Ja zur Durchsetzungsinitiative

"Ein Ausländer verirrt sich auf einer Bergtour, kommt in einen Schneesturm, findet eine Alphütte, kann die Türe öffnen/aufbrechen und genehmigt sich noch völlig erschöpft den alten Landjäger der auf dem Tisch lag..."

Mit solchen blödsinnigen/erfundenen Beispielen wollen uns die Gegner der Durchsetzungsinitiative verwirren. Sie argumentieren, dass nun diese Person ausgeschafft werden würde...

Paperlapap!!

Ich habe keinen einzigen Fall gefunden, bei welchem ein Ausländer wegen obigem Delikt in der Schweiz verurteilt wurde. Der surreale Fall ist gleich weit hergeholt wie die Angst der gleichen Märchenerzähler im Bodensee von einem Hai gebissen zu werden.

____

» **Aufgabe A**
Erkläre in ein bis drei Sätzen, weshalb der Fall mit der Alphütte im Text zur Durchsetzungsinitiative als „weit hergeholt“ gilt.
» **Aufgabe B**
Womit vergleicht der Text zur Durchsetzungsinitiative, wie weit hergeholt der geschilderte Fall ist?
» **Aufgabe C**
Führe den Text zur Durchsetzungsinitiative nach seinem letzten Satz weiter.
Die Auflistung steht in keinem Zusammenhang mit dem Text zur Durchsetzungsinitiative.

» **Vorliegende Auflistung**
____

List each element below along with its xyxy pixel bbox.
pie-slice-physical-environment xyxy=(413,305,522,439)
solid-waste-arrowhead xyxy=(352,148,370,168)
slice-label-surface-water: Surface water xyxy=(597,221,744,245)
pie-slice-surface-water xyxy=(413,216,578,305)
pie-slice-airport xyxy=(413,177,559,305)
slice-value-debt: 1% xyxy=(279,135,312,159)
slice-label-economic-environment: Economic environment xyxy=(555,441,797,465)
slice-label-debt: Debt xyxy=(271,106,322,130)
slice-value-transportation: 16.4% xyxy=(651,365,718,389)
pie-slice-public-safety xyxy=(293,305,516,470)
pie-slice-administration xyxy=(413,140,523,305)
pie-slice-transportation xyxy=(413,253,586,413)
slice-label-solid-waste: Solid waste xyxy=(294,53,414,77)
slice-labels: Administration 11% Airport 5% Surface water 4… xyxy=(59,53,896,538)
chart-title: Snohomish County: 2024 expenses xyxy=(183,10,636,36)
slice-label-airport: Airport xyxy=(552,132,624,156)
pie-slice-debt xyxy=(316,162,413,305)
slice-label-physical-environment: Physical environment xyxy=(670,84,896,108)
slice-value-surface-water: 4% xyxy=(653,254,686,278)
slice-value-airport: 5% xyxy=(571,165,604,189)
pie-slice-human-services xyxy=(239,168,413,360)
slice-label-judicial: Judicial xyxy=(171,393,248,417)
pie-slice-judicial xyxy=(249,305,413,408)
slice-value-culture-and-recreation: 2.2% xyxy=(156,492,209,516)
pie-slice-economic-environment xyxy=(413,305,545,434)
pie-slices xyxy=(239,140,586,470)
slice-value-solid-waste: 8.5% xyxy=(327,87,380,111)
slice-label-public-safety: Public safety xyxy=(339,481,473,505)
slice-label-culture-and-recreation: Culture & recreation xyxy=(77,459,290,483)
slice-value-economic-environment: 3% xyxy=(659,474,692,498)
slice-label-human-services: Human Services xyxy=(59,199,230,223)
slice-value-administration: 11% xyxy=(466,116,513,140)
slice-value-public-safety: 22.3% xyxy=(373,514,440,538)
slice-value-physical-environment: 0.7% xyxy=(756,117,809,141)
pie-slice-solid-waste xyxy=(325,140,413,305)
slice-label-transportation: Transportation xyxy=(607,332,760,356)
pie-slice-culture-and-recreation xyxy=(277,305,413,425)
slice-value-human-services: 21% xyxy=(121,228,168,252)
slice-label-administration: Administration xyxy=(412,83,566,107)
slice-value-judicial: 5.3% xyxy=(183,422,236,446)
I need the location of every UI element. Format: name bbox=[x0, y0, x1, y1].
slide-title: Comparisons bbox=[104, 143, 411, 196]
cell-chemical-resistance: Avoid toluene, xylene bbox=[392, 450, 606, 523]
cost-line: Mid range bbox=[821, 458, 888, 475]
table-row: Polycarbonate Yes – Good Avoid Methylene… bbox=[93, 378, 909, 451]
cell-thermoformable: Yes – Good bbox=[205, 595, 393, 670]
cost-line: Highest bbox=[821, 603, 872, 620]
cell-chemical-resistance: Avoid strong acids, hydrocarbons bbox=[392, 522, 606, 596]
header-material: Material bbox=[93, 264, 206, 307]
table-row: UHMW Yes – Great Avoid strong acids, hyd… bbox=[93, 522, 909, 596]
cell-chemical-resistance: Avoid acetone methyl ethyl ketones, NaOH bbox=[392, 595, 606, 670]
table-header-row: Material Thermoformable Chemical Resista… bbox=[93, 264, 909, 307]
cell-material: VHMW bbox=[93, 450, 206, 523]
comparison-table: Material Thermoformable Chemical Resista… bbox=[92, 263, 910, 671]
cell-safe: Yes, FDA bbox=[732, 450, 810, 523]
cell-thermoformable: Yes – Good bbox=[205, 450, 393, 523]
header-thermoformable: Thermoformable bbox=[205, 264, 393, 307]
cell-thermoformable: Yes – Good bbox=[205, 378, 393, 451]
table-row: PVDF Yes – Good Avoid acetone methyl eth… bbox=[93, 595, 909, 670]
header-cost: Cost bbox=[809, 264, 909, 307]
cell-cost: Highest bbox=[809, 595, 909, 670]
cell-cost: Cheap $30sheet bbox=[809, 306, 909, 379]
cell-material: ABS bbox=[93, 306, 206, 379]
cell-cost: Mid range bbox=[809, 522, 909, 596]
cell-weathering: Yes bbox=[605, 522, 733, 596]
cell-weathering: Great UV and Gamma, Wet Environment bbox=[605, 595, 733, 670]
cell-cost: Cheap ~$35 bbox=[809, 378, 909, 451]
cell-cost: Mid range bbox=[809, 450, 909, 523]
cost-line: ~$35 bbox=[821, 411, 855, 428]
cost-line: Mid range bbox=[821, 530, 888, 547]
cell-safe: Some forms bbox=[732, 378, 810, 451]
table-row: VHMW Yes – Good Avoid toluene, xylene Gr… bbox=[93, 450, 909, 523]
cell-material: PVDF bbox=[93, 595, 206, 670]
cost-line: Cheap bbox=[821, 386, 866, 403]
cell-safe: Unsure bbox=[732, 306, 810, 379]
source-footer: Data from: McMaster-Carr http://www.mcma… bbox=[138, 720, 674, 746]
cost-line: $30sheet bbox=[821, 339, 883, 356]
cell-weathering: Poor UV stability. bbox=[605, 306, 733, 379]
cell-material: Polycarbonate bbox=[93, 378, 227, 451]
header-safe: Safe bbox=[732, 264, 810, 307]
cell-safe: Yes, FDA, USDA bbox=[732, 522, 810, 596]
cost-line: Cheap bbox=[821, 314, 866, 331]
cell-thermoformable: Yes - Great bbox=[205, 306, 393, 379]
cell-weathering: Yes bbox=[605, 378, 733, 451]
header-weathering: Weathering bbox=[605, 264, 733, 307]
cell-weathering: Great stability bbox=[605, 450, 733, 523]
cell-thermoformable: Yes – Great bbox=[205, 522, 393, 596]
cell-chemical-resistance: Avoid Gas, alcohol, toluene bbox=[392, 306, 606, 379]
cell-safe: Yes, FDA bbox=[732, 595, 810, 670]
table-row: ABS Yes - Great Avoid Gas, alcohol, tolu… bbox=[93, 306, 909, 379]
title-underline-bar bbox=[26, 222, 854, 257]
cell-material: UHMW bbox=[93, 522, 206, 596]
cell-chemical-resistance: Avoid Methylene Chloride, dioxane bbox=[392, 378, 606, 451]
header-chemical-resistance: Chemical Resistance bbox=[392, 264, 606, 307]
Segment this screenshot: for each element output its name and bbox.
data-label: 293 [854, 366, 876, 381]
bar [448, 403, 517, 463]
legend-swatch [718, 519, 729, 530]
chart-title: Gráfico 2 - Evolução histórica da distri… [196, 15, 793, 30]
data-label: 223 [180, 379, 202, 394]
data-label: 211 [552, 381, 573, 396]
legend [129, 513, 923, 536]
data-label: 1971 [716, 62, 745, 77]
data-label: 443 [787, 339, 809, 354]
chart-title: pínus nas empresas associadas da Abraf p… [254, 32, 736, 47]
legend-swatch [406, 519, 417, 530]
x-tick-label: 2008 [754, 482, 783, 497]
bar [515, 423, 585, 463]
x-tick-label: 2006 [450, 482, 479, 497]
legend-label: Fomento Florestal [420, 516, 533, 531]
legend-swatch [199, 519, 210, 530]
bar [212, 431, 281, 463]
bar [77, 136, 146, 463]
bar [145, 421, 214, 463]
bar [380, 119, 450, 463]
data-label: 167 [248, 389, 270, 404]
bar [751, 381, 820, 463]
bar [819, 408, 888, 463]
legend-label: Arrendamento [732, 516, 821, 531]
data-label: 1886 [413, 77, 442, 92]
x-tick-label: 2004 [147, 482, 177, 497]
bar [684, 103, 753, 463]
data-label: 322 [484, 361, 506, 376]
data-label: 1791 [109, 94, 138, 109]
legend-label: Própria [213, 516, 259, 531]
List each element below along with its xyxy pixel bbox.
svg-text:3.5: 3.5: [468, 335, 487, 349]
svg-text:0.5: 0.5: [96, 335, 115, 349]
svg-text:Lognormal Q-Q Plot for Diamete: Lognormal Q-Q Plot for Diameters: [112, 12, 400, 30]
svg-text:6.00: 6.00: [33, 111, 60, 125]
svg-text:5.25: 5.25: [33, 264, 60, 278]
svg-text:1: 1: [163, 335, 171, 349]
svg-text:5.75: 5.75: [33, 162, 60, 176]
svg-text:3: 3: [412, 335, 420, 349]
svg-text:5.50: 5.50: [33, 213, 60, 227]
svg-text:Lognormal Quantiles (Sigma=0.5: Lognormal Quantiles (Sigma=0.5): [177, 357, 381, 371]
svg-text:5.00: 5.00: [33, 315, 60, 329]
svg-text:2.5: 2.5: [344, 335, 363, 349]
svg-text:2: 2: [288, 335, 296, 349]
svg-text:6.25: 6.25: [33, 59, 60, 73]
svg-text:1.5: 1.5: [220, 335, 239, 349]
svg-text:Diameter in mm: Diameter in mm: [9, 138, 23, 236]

____

» **Lösung A**
Laut dem Text wurde kein einziger Fall gefunden, in dem ein Ausländer wegen eines solchen Delikts in der Schweiz verurteilt wurde. Deshalb wird der geschilderte Fall als surreal und weit hergeholt bezeichnet.

» **Lösung B**
Mit der Angst, im Bodensee von einem Hai gebissen zu werden.

» **Lösung C**
Kein Ausländer wird wegen eines Bagatelldelikts in seine Heimat ausgewiesen. Diese Lügen – vor denen die Gegner im vollen Wissen nicht zurückschrecken, sind dieselben wie im 2010 bei der Ausschaffungsinitiative. Entweder geht es um schwerste Verbrechen, die als Folge einer Verurteilung bei Ausländern zu einer direkten Ausweisung nach Verbüssung der Strafe führen, oder es geht um schwerwiegende Wiederholungstaten, welche allesamt keine Bagatellen darstellen.

Ich empfinde es unglaublich, wie einige Politiker und Journalisten kriminelle Ausländer, also Täter, erneut in Schutz nehmen. Für die Opfer bedeutet dies Hohn und Spott.

Also, hören wir auf mit Märchen sondern fokussieren wir uns auf die Fakten und legen am 28. Februar ein klares JA zur "Volksinitiative zur Durchsetzung der Ausschaffung krimineller Ausländer" in die Urne.